__Task description__. Please transcribe the listing below in full and word for word, without its pictures.

__Supplied entries__.
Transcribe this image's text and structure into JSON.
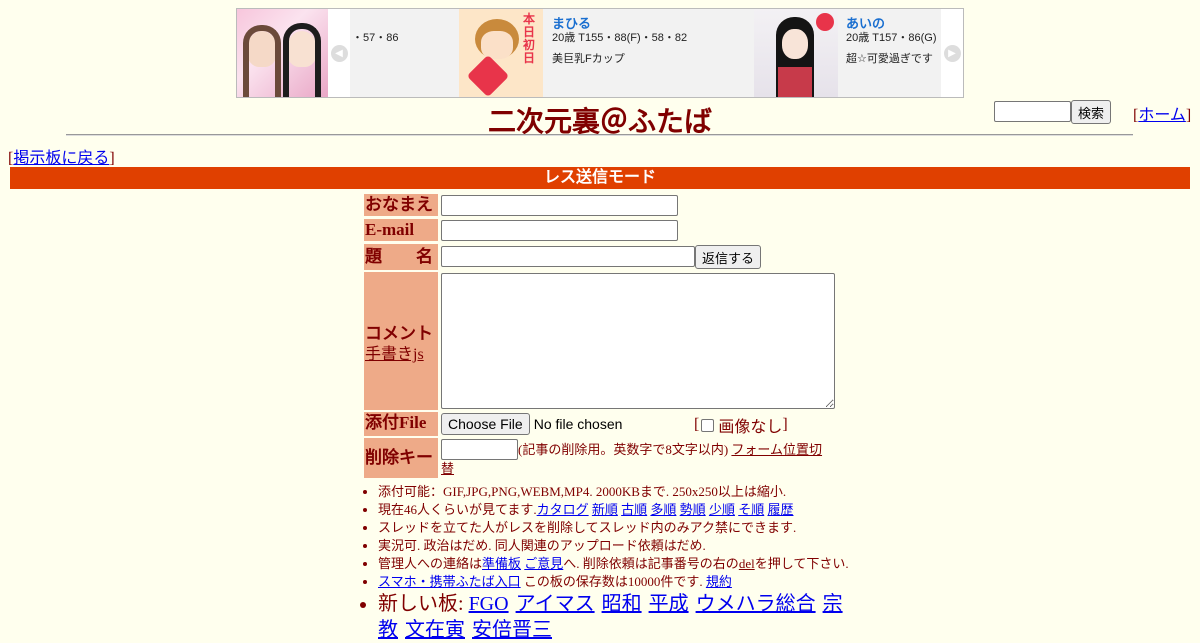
{
  "ad": {
    "card1": {
      "spec_tail": "・57・86"
    },
    "card2": {
      "name": "まひる",
      "spec": "20歳 T155・88(F)・58・82",
      "desc": "美巨乳Fカップ"
    },
    "card3": {
      "name": "あいの",
      "spec": "20歳 T157・86(G)",
      "desc": "超☆可愛過ぎです"
    }
  },
  "header": {
    "title": "二次元裏＠ふたば",
    "search_button": "検索",
    "home_link": "ホーム"
  },
  "nav": {
    "back_link": "掲示板に戻る"
  },
  "mode_bar": "レス送信モード",
  "form": {
    "name_label": "おなまえ",
    "email_label": "E-mail",
    "subject_label": "題　　名",
    "submit_button": "返信する",
    "comment_label": "コメント",
    "handwriting_link": "手書きjs",
    "file_label": "添付File",
    "file_button": "Choose File",
    "file_status": "No file chosen",
    "no_image_label": "画像なし",
    "delete_key_label": "削除キー",
    "delete_key_note": "(記事の削除用。英数字で8文字以内)",
    "form_position_link": "フォーム位置切替"
  },
  "notes": {
    "n1": "添付可能：GIF,JPG,PNG,WEBM,MP4. 2000KBまで. 250x250以上は縮小.",
    "n2_prefix": "現在46人くらいが見てます.",
    "n2_links": [
      "カタログ",
      "新順",
      "古順",
      "多順",
      "勢順",
      "少順",
      "そ順",
      "履歴"
    ],
    "n3": "スレッドを立てた人がレスを削除してスレッド内のみアク禁にできます.",
    "n4": "実況可. 政治はだめ. 同人関連のアップロード依頼はだめ.",
    "n5_a": "管理人への連絡は",
    "n5_link1": "準備板",
    "n5_link2": "ご意見",
    "n5_b": "へ. 削除依頼は記事番号の右の",
    "n5_del": "del",
    "n5_c": "を押して下さい.",
    "n6_link": "スマホ・携帯ふたば入口",
    "n6_text": "この板の保存数は10000件です.",
    "n6_terms": "規約",
    "new_boards_label": "新しい板:",
    "new_boards": [
      "FGO",
      "アイマス",
      "昭和",
      "平成",
      "ウメハラ総合",
      "宗教",
      "文在寅",
      "安倍晋三"
    ]
  }
}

__Solution to the exercise__.
Transcribe this image's text and structure into JSON.
{
  "ad": {
    "card1": {
      "spec_tail": "・57・86"
    },
    "card2": {
      "name": "まひる",
      "spec": "20歳 T155・88(F)・58・82",
      "desc": "美巨乳Fカップ"
    },
    "card3": {
      "name": "あいの",
      "spec": "20歳 T157・86(G)",
      "desc": "超☆可愛過ぎです"
    }
  },
  "header": {
    "title": "二次元裏＠ふたば",
    "search_button": "検索",
    "home_link": "ホーム"
  },
  "nav": {
    "back_link": "掲示板に戻る"
  },
  "mode_bar": "レス送信モード",
  "form": {
    "name_label": "おなまえ",
    "email_label": "E-mail",
    "subject_label": "題　　名",
    "submit_button": "返信する",
    "comment_label": "コメント",
    "handwriting_link": "手書きjs",
    "file_label": "添付File",
    "file_button": "Choose File",
    "file_status": "No file chosen",
    "no_image_label": "画像なし",
    "delete_key_label": "削除キー",
    "delete_key_note": "(記事の削除用。英数字で8文字以内)",
    "form_position_link": "フォーム位置切替"
  },
  "notes": {
    "n1": "添付可能：GIF,JPG,PNG,WEBM,MP4. 2000KBまで. 250x250以上は縮小.",
    "n2_prefix": "現在46人くらいが見てます.",
    "n2_links": [
      "カタログ",
      "新順",
      "古順",
      "多順",
      "勢順",
      "少順",
      "そ順",
      "履歴"
    ],
    "n3": "スレッドを立てた人がレスを削除してスレッド内のみアク禁にできます.",
    "n4": "実況可. 政治はだめ. 同人関連のアップロード依頼はだめ.",
    "n5_a": "管理人への連絡は",
    "n5_link1": "準備板",
    "n5_link2": "ご意見",
    "n5_b": "へ. 削除依頼は記事番号の右の",
    "n5_del": "del",
    "n5_c": "を押して下さい.",
    "n6_link": "スマホ・携帯ふたば入口",
    "n6_text": "この板の保存数は10000件です.",
    "n6_terms": "規約",
    "new_boards_label": "新しい板:",
    "new_boards": [
      "FGO",
      "アイマス",
      "昭和",
      "平成",
      "ウメハラ総合",
      "宗教",
      "文在寅",
      "安倍晋三"
    ]
  }
}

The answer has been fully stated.